Dataset records

>>

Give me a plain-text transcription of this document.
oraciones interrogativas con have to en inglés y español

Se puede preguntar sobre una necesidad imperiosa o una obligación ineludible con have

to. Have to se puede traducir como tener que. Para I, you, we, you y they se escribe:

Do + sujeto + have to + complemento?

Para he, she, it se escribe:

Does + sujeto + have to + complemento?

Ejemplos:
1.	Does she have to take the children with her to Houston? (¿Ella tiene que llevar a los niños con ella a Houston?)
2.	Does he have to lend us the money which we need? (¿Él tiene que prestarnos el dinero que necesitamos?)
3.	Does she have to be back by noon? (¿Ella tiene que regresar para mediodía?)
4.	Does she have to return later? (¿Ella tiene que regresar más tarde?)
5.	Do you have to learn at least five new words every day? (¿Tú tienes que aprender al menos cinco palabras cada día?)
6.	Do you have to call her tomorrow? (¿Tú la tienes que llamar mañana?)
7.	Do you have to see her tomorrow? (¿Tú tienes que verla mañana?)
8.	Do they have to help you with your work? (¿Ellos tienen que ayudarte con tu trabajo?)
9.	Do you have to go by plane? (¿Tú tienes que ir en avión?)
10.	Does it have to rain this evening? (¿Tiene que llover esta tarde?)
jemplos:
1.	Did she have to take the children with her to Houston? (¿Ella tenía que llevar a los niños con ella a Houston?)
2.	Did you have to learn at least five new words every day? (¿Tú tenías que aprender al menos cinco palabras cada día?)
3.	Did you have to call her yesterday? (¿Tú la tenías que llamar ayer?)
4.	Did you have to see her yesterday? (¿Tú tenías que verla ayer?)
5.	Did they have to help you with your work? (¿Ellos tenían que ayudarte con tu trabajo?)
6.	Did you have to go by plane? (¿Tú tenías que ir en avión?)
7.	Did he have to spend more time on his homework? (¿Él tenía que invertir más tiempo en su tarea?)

<<

A single figure is required: the number of lines above in which the word "sujeto" occurs.

2